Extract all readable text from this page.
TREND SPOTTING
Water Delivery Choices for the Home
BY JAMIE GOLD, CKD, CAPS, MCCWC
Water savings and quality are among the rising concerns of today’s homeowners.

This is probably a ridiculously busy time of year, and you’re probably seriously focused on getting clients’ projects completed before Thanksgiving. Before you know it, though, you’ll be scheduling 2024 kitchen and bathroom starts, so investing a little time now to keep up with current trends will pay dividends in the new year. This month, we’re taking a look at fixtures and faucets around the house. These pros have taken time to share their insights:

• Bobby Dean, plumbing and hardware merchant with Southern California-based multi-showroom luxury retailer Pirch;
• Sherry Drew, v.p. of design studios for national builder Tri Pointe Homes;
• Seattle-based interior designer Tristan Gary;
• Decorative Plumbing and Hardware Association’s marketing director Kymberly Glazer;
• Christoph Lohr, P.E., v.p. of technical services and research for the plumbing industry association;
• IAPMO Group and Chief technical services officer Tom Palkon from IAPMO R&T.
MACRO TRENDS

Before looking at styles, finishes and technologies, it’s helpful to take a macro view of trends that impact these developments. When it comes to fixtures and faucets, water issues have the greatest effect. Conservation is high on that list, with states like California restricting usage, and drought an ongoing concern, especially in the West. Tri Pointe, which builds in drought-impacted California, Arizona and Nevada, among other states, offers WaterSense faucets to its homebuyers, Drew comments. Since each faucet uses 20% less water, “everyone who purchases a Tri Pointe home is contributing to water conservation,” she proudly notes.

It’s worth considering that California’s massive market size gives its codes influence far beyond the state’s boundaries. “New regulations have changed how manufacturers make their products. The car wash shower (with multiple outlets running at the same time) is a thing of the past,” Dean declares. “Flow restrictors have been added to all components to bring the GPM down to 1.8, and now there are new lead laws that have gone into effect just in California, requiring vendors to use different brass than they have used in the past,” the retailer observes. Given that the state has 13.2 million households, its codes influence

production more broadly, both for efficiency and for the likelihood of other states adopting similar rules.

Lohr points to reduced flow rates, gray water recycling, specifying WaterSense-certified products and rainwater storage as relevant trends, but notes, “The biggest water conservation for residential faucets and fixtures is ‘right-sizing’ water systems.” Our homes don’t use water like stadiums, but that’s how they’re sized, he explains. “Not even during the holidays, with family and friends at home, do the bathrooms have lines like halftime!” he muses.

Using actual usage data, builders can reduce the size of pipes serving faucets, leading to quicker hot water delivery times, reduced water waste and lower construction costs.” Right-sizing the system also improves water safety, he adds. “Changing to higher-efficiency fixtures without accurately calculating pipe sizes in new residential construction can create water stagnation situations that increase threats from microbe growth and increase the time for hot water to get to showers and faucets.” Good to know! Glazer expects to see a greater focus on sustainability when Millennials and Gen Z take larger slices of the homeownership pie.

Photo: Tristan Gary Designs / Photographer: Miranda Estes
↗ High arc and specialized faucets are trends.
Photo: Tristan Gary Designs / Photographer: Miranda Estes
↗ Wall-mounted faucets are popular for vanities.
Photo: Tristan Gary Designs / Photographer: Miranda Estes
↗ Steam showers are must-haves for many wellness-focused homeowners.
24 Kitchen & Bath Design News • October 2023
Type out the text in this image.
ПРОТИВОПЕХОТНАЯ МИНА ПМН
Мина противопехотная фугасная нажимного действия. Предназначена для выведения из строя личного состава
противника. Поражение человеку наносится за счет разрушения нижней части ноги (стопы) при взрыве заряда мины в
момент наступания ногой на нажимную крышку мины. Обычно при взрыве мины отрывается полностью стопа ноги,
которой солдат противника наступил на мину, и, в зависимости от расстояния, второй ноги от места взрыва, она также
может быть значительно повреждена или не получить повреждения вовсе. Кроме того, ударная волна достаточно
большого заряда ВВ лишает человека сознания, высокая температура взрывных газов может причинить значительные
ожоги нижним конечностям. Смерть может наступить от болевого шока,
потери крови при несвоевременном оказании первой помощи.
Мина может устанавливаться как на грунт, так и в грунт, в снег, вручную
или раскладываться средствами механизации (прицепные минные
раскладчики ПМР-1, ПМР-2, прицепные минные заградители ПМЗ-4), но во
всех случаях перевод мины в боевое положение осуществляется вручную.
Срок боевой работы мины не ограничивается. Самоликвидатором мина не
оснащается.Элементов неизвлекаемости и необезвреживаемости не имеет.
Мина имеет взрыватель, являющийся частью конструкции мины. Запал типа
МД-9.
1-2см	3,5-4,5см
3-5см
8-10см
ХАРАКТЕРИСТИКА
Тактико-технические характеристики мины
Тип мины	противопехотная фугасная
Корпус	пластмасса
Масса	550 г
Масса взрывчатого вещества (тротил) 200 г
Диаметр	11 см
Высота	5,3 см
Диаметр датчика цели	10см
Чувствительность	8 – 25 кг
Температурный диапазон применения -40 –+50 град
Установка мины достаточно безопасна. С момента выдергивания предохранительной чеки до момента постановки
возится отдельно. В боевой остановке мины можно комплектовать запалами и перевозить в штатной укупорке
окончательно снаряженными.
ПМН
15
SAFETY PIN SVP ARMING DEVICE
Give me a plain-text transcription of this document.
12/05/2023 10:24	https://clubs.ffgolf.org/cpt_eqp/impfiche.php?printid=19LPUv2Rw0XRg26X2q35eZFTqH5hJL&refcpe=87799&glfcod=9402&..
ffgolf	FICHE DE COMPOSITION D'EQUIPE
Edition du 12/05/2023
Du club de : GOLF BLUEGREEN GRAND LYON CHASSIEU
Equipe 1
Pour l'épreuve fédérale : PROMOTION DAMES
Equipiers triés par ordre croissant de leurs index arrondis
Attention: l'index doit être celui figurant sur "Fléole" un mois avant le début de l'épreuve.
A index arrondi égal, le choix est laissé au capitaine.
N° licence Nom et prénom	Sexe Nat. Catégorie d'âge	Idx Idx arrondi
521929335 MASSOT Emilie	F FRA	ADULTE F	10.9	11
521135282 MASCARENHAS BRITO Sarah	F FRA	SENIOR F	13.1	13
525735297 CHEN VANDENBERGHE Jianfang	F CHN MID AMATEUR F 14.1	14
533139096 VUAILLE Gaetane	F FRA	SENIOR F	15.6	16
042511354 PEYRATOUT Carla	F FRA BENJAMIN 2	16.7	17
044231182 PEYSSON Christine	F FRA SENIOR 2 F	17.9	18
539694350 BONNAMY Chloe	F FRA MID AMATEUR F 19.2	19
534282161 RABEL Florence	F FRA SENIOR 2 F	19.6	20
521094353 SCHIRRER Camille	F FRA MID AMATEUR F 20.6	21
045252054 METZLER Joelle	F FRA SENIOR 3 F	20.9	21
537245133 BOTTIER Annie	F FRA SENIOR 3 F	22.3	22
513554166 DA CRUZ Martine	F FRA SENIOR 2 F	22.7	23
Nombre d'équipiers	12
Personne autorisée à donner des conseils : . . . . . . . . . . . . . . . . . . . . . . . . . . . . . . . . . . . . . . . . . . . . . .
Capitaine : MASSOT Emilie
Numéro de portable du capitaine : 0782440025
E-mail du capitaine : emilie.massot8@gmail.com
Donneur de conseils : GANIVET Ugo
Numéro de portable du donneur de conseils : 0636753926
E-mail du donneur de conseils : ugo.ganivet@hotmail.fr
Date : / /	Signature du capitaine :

WHAT NEEDS TO BE DONE =>
Reproduce every line of the material above exactly.

IN RESPONSE =>
Extract all readable text from this page.
TREND SPOTTING
Water Delivery Choices for the Home
BY JAMIE GOLD, CKD, CAPS, MCCWC
Water savings and quality are among the rising concerns of today’s homeowners.

This is probably a ridiculously busy time of year, and you’re probably seriously focused on getting clients’ projects completed before Thanksgiving. Before you know it, though, you’ll be scheduling 2024 kitchen and bathroom starts, so investing a little time now to keep up with current trends will pay dividends in the new year. This month, we’re taking a look at fixtures and faucets around the house. These pros have taken time to share their insights:

• Bobby Dean, plumbing and hardware merchant with Southern California-based multi-showroom luxury retailer Pirch;
• Sherry Drew, v.p. of design studios for national builder Tri Pointe Homes;
• Seattle-based interior designer Tristan Gary;
• Decorative Plumbing and Hardware Association’s marketing director Kymberly Glazer;
• Christoph Lohr, P.E., v.p. of technical services and research for the plumbing industry association;
• IAPMO Group and Chief technical services officer Tom Palkon from IAPMO R&T.
MACRO TRENDS

Before looking at styles, finishes and technologies, it’s helpful to take a macro view of trends that impact these developments. When it comes to fixtures and faucets, water issues have the greatest effect. Conservation is high on that list, with states like California restricting usage, and drought an ongoing concern, especially in the West. Tri Pointe, which builds in drought-impacted California, Arizona and Nevada, among other states, offers WaterSense faucets to its homebuyers, Drew comments. Since each faucet uses 20% less water, “everyone who purchases a Tri Pointe home is contributing to water conservation,” she proudly notes.

It’s worth considering that California’s massive market size gives its codes influence far beyond the state’s boundaries. “New regulations have changed how manufacturers make their products. The car wash shower (with multiple outlets running at the same time) is a thing of the past,” Dean declares. “Flow restrictors have been added to all components to bring the GPM down to 1.8, and now there are new lead laws that have gone into effect just in California, requiring vendors to use different brass than they have used in the past,” the retailer observes. Given that the state has 13.2 million households, its codes influence

production more broadly, both for efficiency and for the likelihood of other states adopting similar rules.

Lohr points to reduced flow rates, gray water recycling, specifying WaterSense-certified products and rainwater storage as relevant trends, but notes, “The biggest water conservation for residential faucets and fixtures is ‘right-sizing’ water systems.” Our homes don’t use water like stadiums, but that’s how they’re sized, he explains. “Not even during the holidays, with family and friends at home, do the bathrooms have lines like halftime!” he muses.

Using actual usage data, builders can reduce the size of pipes serving faucets, leading to quicker hot water delivery times, reduced water waste and lower construction costs.” Right-sizing the system also improves water safety, he adds. “Changing to higher-efficiency fixtures without accurately calculating pipe sizes in new residential construction can create water stagnation situations that increase threats from microbe growth and increase the time for hot water to get to showers and faucets.” Good to know! Glazer expects to see a greater focus on sustainability when Millennials and Gen Z take larger slices of the homeownership pie.

Photo: Tristan Gary Designs / Photographer: Miranda Estes
↗ High arc and specialized faucets are trends.
Photo: Tristan Gary Designs / Photographer: Miranda Estes
↗ Wall-mounted faucets are popular for vanities.
Photo: Tristan Gary Designs / Photographer: Miranda Estes
↗ Steam showers are must-haves for many wellness-focused homeowners.
24 Kitchen & Bath Design News • October 2023
Type out the text in this image.
ПРОТИВОПЕХОТНАЯ МИНА ПМН
Мина противопехотная фугасная нажимного действия. Предназначена для выведения из строя личного состава
противника. Поражение человеку наносится за счет разрушения нижней части ноги (стопы) при взрыве заряда мины в
момент наступания ногой на нажимную крышку мины. Обычно при взрыве мины отрывается полностью стопа ноги,
которой солдат противника наступил на мину, и, в зависимости от расстояния, второй ноги от места взрыва, она также
может быть значительно повреждена или не получить повреждения вовсе. Кроме того, ударная волна достаточно
большого заряда ВВ лишает человека сознания, высокая температура взрывных газов может причинить значительные
ожоги нижним конечностям. Смерть может наступить от болевого шока,
потери крови при несвоевременном оказании первой помощи.
Мина может устанавливаться как на грунт, так и в грунт, в снег, вручную
или раскладываться средствами механизации (прицепные минные
раскладчики ПМР-1, ПМР-2, прицепные минные заградители ПМЗ-4), но во
всех случаях перевод мины в боевое положение осуществляется вручную.
Срок боевой работы мины не ограничивается. Самоликвидатором мина не
оснащается.Элементов неизвлекаемости и необезвреживаемости не имеет.
Мина имеет взрыватель, являющийся частью конструкции мины. Запал типа
МД-9.
1-2см	3,5-4,5см
3-5см
8-10см
ХАРАКТЕРИСТИКА
Тактико-технические характеристики мины
Тип мины	противопехотная фугасная
Корпус	пластмасса
Масса	550 г
Масса взрывчатого вещества (тротил) 200 г
Диаметр	11 см
Высота	5,3 см
Диаметр датчика цели	10см
Чувствительность	8 – 25 кг
Температурный диапазон применения -40 –+50 град
Установка мины достаточно безопасна. С момента выдергивания предохранительной чеки до момента постановки
возится отдельно. В боевой остановке мины можно комплектовать запалами и перевозить в штатной укупорке
окончательно снаряженными.
ПМН
15
SAFETY PIN SVP ARMING DEVICE
Give me a plain-text transcription of this document.
12/05/2023 10:24	https://clubs.ffgolf.org/cpt_eqp/impfiche.php?printid=19LPUv2Rw0XRg26X2q35eZFTqH5hJL&refcpe=87799&glfcod=9402&..
ffgolf	FICHE DE COMPOSITION D'EQUIPE
Edition du 12/05/2023
Du club de : GOLF BLUEGREEN GRAND LYON CHASSIEU
Equipe 1
Pour l'épreuve fédérale : PROMOTION DAMES
Equipiers triés par ordre croissant de leurs index arrondis
Attention: l'index doit être celui figurant sur "Fléole" un mois avant le début de l'épreuve.
A index arrondi égal, le choix est laissé au capitaine.
N° licence Nom et prénom	Sexe Nat. Catégorie d'âge	Idx Idx arrondi
521929335 MASSOT Emilie	F FRA	ADULTE F	10.9	11
521135282 MASCARENHAS BRITO Sarah	F FRA	SENIOR F	13.1	13
525735297 CHEN VANDENBERGHE Jianfang	F CHN MID AMATEUR F 14.1	14
533139096 VUAILLE Gaetane	F FRA	SENIOR F	15.6	16
042511354 PEYRATOUT Carla	F FRA BENJAMIN 2	16.7	17
044231182 PEYSSON Christine	F FRA SENIOR 2 F	17.9	18
539694350 BONNAMY Chloe	F FRA MID AMATEUR F 19.2	19
534282161 RABEL Florence	F FRA SENIOR 2 F	19.6	20
521094353 SCHIRRER Camille	F FRA MID AMATEUR F 20.6	21
045252054 METZLER Joelle	F FRA SENIOR 3 F	20.9	21
537245133 BOTTIER Annie	F FRA SENIOR 3 F	22.3	22
513554166 DA CRUZ Martine	F FRA SENIOR 2 F	22.7	23
Nombre d'équipiers	12
Personne autorisée à donner des conseils : . . . . . . . . . . . . . . . . . . . . . . . . . . . . . . . . . . . . . . . . . . . . . .
Capitaine : MASSOT Emilie
Numéro de portable du capitaine : 0782440025
E-mail du capitaine : emilie.massot8@gmail.com
Donneur de conseils : GANIVET Ugo
Numéro de portable du donneur de conseils : 0636753926
E-mail du donneur de conseils : ugo.ganivet@hotmail.fr
Date : / /	Signature du capitaine :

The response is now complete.